_Questões_
- A) Responda às perguntas abaixo com base no trecho sobre a história do constitucionalismo.
(i) Antes de qual século não existia a ideia do controle constitucional do Estado?
(ii) Nas mãos de quem deviam ser concentrados os poderes estatais, segundo as regras gerais das sociedades históricas?
(iii) A essência de qual poder vigorava em sua integridade maior?
- B) Transcreva literalmente, do trecho sobre a história do constitucionalismo, a passagem que vai de "Na verdade, vigorava" até "benefício da sociedade.".

_Trecho do texto_

A partir da análise da história do constitucionalismo foi possível observar que, antes do século XVIII não existia a idéia do controle constitucional do Estado, como é realizado nos moldes atuais. Vigorava, como visto o Estado absoluto, sendo, assim, absolutos os poderes dos dirigentes estatais.

As regras gerais que norteava os destinos das sociedades históricas, dirigidas e/ ou, pelo menos organizadas pelo Estado eram no sentido de que os poderes estatais deviam ser concentrados nas mãos de um dirigente e/ou de um grupo militar, religioso ou mesmo de magistrados, tomando-se como base, órgão ou instituição única. Não existia, portanto, pluralidade de instituições capazes de dirigir os destinos de determinada sociedade.

Na verdade, vigorava em sua integridade maior a essência do poder unitário. O comando da sociedade não era pautado por regras cogentes, de natureza superior, nos moldes da atual conjuntura do Direito Constitucional. Assim, prevalecia a vontade do governante – civil, religioso, econômico ou militar, etc – sem qualquer pauta prévia em benefício da sociedade.

_Conteúdo dos registros_
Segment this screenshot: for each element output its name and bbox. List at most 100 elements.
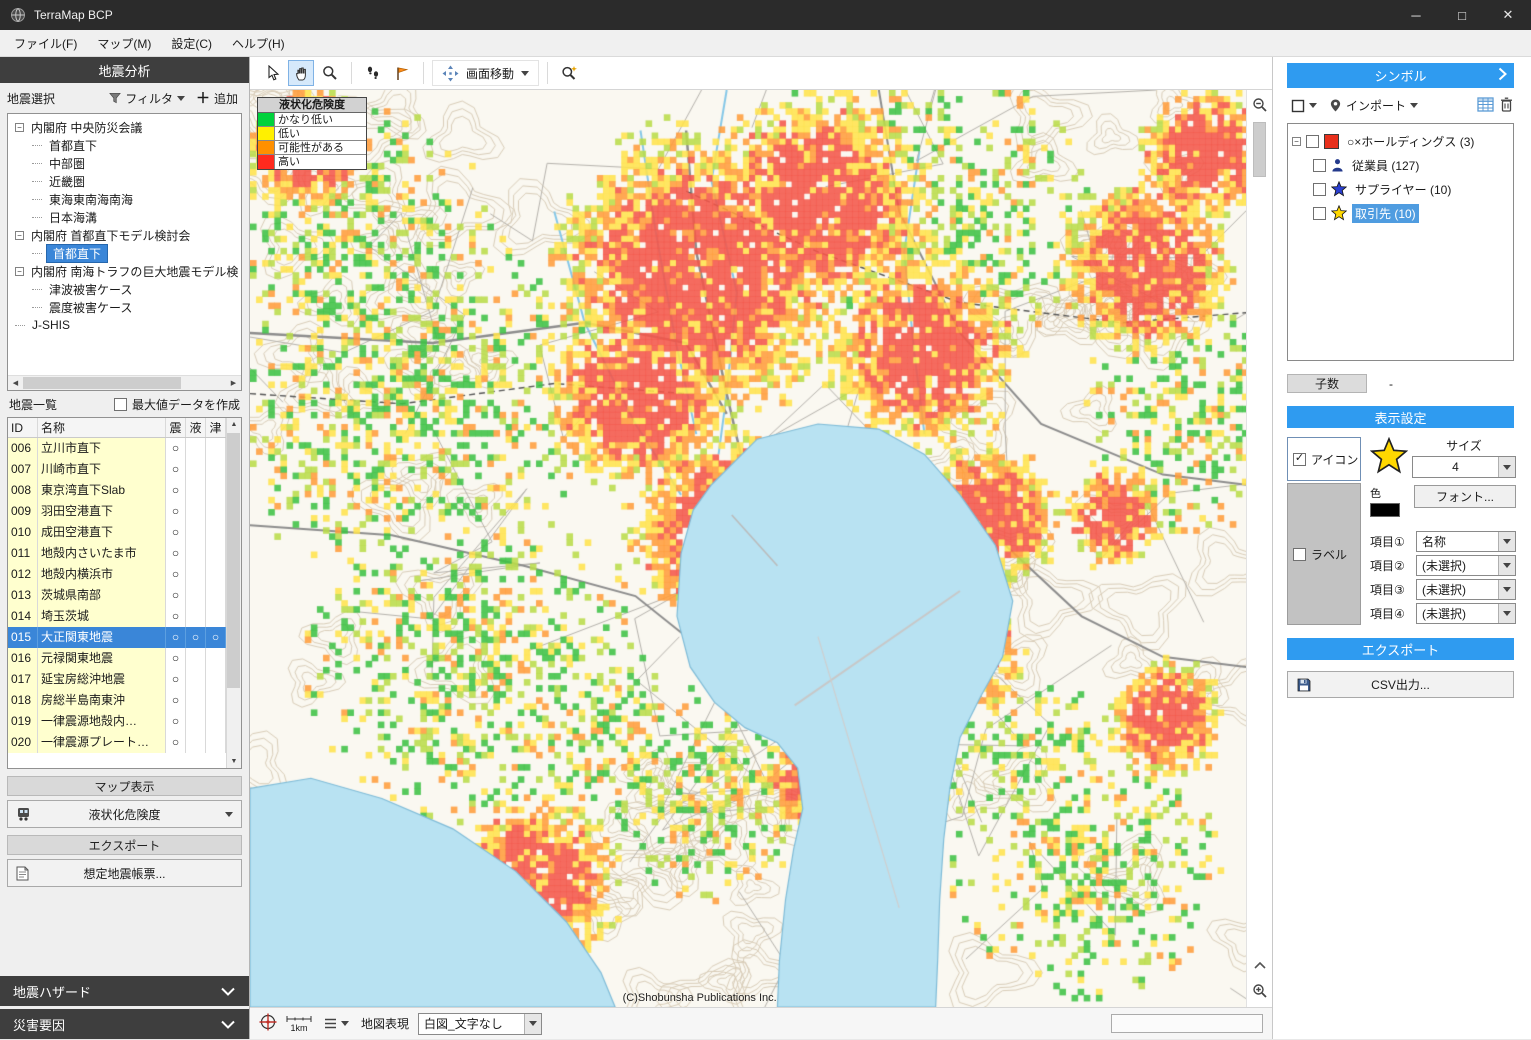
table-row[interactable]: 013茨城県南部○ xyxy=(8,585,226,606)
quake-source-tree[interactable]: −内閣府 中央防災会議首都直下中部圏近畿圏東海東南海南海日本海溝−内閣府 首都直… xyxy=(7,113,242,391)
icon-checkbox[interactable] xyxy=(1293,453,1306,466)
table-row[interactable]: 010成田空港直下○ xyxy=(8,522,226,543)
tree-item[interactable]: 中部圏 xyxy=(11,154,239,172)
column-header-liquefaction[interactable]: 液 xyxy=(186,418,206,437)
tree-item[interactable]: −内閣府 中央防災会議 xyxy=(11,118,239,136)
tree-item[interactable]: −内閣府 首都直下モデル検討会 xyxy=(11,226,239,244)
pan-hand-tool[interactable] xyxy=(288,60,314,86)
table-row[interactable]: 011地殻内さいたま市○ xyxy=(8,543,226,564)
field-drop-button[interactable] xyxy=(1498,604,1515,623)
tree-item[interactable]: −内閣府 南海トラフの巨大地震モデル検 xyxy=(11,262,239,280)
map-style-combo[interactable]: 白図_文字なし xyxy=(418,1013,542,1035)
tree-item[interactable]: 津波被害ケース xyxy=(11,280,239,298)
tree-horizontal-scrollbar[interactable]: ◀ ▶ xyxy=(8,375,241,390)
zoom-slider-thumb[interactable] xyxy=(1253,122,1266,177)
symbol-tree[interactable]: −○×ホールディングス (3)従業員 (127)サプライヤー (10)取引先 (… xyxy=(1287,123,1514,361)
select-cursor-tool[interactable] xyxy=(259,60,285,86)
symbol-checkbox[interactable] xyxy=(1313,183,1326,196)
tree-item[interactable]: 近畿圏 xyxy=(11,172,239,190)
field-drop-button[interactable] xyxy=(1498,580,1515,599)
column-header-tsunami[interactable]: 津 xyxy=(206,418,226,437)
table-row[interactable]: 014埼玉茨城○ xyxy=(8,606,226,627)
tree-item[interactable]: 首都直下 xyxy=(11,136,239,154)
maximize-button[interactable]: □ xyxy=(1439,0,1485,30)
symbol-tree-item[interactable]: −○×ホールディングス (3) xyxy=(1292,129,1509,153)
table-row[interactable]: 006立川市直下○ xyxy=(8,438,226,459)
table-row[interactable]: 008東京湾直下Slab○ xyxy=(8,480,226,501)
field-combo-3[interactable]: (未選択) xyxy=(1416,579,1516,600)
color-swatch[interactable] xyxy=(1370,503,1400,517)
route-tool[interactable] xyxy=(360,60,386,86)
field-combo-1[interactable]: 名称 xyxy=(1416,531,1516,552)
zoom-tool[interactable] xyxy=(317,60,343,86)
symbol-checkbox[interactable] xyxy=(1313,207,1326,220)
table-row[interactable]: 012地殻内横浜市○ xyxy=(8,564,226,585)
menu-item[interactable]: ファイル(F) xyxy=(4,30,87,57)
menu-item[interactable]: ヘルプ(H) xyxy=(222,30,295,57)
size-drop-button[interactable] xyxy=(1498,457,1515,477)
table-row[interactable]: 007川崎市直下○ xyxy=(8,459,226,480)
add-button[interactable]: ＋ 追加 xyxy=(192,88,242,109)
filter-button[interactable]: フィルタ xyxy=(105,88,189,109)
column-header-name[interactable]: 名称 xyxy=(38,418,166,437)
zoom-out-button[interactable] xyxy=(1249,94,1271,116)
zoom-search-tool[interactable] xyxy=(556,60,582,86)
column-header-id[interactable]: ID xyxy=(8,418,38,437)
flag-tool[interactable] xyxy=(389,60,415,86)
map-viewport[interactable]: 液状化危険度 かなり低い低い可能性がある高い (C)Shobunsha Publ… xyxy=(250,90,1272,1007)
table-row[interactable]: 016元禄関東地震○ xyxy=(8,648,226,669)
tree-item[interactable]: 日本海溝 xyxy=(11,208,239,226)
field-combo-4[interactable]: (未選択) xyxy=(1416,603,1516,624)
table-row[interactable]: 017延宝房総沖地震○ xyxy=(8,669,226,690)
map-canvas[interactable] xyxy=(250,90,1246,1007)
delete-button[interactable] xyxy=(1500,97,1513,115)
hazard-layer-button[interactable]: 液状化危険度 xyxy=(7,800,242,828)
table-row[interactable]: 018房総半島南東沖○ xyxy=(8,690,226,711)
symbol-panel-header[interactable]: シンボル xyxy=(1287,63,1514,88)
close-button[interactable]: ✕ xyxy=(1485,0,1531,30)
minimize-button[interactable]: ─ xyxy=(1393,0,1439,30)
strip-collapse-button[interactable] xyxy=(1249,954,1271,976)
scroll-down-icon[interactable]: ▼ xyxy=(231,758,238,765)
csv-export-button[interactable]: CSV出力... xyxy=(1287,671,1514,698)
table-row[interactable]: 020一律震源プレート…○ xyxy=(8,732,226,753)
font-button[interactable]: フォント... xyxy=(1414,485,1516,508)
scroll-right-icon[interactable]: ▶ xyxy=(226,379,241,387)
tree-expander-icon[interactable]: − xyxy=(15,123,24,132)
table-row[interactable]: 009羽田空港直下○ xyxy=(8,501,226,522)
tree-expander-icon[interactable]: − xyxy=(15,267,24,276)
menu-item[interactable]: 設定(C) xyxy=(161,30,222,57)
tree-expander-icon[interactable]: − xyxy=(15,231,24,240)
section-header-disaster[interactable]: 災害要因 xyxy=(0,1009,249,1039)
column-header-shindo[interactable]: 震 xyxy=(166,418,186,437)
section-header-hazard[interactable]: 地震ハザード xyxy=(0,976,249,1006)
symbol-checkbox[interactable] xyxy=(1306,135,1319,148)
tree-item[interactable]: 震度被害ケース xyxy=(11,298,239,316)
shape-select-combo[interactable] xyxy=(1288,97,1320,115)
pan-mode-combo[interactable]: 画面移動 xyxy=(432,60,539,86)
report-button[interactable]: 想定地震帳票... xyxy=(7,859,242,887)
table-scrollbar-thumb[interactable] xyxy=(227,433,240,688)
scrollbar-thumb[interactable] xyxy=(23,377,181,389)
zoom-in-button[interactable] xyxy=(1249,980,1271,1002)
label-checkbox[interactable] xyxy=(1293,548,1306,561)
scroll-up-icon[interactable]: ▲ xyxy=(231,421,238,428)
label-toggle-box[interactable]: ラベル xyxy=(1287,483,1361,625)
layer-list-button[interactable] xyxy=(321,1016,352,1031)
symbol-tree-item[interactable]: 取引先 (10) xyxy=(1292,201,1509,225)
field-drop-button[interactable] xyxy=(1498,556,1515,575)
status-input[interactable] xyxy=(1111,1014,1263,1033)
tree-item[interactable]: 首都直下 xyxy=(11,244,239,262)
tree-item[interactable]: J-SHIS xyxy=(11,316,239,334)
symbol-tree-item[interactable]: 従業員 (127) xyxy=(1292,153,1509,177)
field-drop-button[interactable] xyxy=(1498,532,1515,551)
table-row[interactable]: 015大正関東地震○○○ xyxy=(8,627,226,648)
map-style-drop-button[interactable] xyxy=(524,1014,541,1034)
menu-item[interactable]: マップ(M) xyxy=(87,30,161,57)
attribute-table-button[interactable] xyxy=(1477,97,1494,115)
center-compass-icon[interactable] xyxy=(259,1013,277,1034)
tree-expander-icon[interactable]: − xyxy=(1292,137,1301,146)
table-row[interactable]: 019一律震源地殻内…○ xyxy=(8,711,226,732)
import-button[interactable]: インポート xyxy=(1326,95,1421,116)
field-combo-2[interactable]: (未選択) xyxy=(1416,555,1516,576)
---
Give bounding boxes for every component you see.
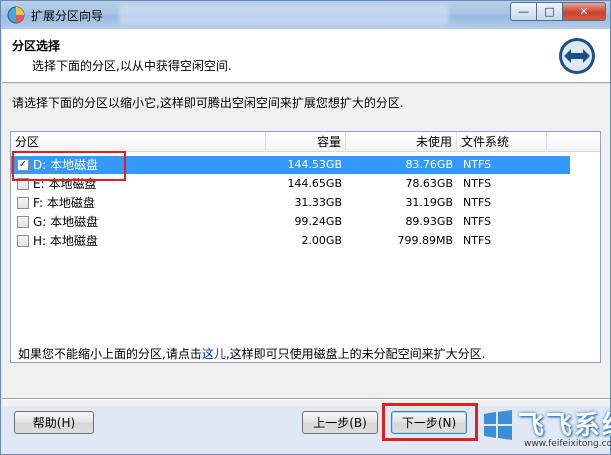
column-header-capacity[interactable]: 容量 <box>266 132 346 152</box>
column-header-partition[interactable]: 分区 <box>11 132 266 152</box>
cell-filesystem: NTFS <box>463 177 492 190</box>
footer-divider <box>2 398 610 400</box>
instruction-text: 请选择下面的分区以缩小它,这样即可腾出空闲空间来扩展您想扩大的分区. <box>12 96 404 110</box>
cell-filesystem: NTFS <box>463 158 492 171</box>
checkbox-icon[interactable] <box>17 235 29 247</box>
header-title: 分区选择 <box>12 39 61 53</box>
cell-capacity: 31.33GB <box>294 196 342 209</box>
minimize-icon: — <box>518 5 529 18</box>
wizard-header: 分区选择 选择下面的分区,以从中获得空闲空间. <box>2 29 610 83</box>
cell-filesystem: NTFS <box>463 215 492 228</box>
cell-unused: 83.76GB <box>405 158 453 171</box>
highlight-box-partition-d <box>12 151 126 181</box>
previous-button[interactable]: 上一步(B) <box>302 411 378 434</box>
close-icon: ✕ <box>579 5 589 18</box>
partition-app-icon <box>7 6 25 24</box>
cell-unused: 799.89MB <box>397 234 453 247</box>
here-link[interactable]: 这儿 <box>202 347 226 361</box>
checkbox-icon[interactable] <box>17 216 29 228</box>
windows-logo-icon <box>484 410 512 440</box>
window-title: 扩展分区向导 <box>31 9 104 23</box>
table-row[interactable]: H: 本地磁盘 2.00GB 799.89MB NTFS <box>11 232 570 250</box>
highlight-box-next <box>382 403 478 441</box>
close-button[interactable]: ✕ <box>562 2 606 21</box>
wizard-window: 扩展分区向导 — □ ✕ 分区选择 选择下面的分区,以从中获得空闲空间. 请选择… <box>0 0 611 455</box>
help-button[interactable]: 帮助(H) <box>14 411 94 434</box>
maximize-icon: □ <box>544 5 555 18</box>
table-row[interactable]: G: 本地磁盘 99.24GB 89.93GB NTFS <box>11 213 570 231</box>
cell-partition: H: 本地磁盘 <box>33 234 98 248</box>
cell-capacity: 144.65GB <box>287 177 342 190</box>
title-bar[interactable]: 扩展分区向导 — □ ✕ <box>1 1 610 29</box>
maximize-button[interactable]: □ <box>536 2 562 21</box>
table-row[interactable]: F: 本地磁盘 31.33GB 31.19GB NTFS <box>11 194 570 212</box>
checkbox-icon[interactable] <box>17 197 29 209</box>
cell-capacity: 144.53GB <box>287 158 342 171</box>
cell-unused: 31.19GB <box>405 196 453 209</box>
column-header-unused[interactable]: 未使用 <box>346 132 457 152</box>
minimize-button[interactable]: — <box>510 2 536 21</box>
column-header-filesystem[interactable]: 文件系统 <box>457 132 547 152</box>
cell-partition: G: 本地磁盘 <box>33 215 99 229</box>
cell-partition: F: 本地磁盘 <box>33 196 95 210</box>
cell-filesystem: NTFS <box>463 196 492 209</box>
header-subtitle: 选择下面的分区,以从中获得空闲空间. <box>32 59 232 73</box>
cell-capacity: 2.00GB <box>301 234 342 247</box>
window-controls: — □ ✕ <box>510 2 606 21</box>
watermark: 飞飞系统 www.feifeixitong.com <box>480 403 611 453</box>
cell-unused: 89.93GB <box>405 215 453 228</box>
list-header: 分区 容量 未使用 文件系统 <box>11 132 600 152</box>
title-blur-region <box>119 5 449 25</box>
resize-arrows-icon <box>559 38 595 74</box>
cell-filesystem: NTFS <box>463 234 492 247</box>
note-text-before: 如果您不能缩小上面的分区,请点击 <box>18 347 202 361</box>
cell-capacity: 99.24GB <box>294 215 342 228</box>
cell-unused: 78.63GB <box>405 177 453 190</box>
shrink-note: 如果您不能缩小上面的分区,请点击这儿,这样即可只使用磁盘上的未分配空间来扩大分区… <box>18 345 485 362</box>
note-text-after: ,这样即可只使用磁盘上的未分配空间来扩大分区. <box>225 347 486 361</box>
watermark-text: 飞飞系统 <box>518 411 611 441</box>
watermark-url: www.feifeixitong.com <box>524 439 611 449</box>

_Respostas_
- A)
(i) Antes do século XVIII.
(ii) Nas mãos de um dirigente e/ou de um grupo militar, religioso ou mesmo de magistrados.
(iii) A essência do poder unitário.

- B)
Na verdade, vigorava em sua integridade maior a essência do poder unitário. O comando da sociedade não era pautado por regras cogentes, de natureza superior, nos moldes da atual conjuntura do Direito Constitucional. Assim, prevalecia a vontade do governante – civil, religioso, econômico ou militar, etc – sem qualquer pauta prévia em benefício da sociedade.